START TASK DATA

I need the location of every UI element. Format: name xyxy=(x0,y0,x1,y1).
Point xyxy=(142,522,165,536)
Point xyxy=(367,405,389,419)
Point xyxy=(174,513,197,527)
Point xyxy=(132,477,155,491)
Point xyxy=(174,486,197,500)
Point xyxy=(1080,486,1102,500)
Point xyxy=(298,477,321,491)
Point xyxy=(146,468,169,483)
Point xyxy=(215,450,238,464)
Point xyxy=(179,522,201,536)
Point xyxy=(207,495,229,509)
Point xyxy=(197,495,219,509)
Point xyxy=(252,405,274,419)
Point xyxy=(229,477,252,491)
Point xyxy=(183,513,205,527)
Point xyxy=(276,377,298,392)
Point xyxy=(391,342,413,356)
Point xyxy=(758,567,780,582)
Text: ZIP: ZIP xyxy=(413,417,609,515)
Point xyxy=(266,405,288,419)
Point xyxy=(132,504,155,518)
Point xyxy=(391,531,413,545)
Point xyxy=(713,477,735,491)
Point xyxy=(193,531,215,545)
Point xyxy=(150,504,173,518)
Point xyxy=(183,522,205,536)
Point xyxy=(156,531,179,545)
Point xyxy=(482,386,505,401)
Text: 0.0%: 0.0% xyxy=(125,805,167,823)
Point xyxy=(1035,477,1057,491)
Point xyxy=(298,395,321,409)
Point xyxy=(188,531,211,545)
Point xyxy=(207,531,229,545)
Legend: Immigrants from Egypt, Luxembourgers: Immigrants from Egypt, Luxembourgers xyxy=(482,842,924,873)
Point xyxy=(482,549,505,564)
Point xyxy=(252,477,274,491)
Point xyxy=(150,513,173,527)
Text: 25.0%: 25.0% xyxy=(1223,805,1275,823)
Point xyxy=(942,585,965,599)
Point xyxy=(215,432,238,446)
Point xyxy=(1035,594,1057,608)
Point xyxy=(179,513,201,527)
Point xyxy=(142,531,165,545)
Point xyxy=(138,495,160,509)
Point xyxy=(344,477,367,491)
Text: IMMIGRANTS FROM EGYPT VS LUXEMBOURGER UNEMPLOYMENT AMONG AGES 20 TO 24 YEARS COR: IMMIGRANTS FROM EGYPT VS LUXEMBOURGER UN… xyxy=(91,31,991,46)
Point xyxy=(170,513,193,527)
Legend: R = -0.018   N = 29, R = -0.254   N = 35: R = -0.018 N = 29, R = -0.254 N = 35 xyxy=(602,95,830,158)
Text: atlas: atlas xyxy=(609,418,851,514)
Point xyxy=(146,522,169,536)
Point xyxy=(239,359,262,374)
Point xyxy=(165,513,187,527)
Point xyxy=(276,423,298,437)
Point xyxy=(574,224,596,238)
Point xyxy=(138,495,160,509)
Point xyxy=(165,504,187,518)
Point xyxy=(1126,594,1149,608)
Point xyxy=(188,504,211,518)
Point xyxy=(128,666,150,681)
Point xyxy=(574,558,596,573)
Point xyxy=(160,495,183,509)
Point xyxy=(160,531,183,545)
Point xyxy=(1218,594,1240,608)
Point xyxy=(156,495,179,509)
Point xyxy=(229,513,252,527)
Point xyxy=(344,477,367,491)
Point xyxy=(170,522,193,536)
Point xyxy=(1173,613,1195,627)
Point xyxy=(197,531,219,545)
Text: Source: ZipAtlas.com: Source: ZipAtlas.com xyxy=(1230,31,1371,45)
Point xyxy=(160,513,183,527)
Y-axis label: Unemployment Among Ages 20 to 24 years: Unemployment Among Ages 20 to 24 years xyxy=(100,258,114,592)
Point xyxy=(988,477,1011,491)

END TASK DATA

Could you change every "Point" in the records above to "Marker" and leave everything else as it is?

I need the location of every UI element. Format: name xyxy=(x0,y0,x1,y1).
Marker xyxy=(142,522,165,536)
Marker xyxy=(367,405,389,419)
Marker xyxy=(174,513,197,527)
Marker xyxy=(132,477,155,491)
Marker xyxy=(174,486,197,500)
Marker xyxy=(1080,486,1102,500)
Marker xyxy=(298,477,321,491)
Marker xyxy=(146,468,169,483)
Marker xyxy=(215,450,238,464)
Marker xyxy=(179,522,201,536)
Marker xyxy=(207,495,229,509)
Marker xyxy=(197,495,219,509)
Marker xyxy=(252,405,274,419)
Marker xyxy=(229,477,252,491)
Marker xyxy=(183,513,205,527)
Marker xyxy=(276,377,298,392)
Marker xyxy=(391,342,413,356)
Marker xyxy=(758,567,780,582)
Text: ZIP: ZIP xyxy=(413,417,609,515)
Marker xyxy=(266,405,288,419)
Marker xyxy=(132,504,155,518)
Marker xyxy=(391,531,413,545)
Marker xyxy=(713,477,735,491)
Marker xyxy=(193,531,215,545)
Marker xyxy=(150,504,173,518)
Marker xyxy=(183,522,205,536)
Marker xyxy=(156,531,179,545)
Marker xyxy=(482,386,505,401)
Text: 0.0%: 0.0% xyxy=(125,805,167,823)
Marker xyxy=(1035,477,1057,491)
Marker xyxy=(298,395,321,409)
Marker xyxy=(188,531,211,545)
Marker xyxy=(207,531,229,545)
Legend: Immigrants from Egypt, Luxembourgers: Immigrants from Egypt, Luxembourgers xyxy=(482,842,924,873)
Marker xyxy=(482,549,505,564)
Marker xyxy=(252,477,274,491)
Marker xyxy=(150,513,173,527)
Text: 25.0%: 25.0% xyxy=(1223,805,1275,823)
Marker xyxy=(942,585,965,599)
Marker xyxy=(215,432,238,446)
Marker xyxy=(1035,594,1057,608)
Marker xyxy=(179,513,201,527)
Marker xyxy=(142,531,165,545)
Marker xyxy=(138,495,160,509)
Marker xyxy=(344,477,367,491)
Text: IMMIGRANTS FROM EGYPT VS LUXEMBOURGER UNEMPLOYMENT AMONG AGES 20 TO 24 YEARS COR: IMMIGRANTS FROM EGYPT VS LUXEMBOURGER UN… xyxy=(91,31,991,46)
Marker xyxy=(170,513,193,527)
Legend: R = -0.018   N = 29, R = -0.254   N = 35: R = -0.018 N = 29, R = -0.254 N = 35 xyxy=(602,95,830,158)
Text: atlas: atlas xyxy=(609,418,851,514)
Marker xyxy=(146,522,169,536)
Marker xyxy=(239,359,262,374)
Marker xyxy=(165,513,187,527)
Marker xyxy=(276,423,298,437)
Marker xyxy=(574,224,596,238)
Marker xyxy=(138,495,160,509)
Marker xyxy=(165,504,187,518)
Marker xyxy=(1126,594,1149,608)
Marker xyxy=(188,504,211,518)
Marker xyxy=(128,666,150,681)
Marker xyxy=(574,558,596,573)
Marker xyxy=(160,495,183,509)
Marker xyxy=(160,531,183,545)
Marker xyxy=(1218,594,1240,608)
Marker xyxy=(156,495,179,509)
Marker xyxy=(229,513,252,527)
Marker xyxy=(344,477,367,491)
Marker xyxy=(170,522,193,536)
Marker xyxy=(1173,613,1195,627)
Marker xyxy=(197,531,219,545)
Text: Source: ZipAtlas.com: Source: ZipAtlas.com xyxy=(1230,31,1371,45)
Marker xyxy=(160,513,183,527)
Y-axis label: Unemployment Among Ages 20 to 24 years: Unemployment Among Ages 20 to 24 years xyxy=(100,258,114,592)
Marker xyxy=(988,477,1011,491)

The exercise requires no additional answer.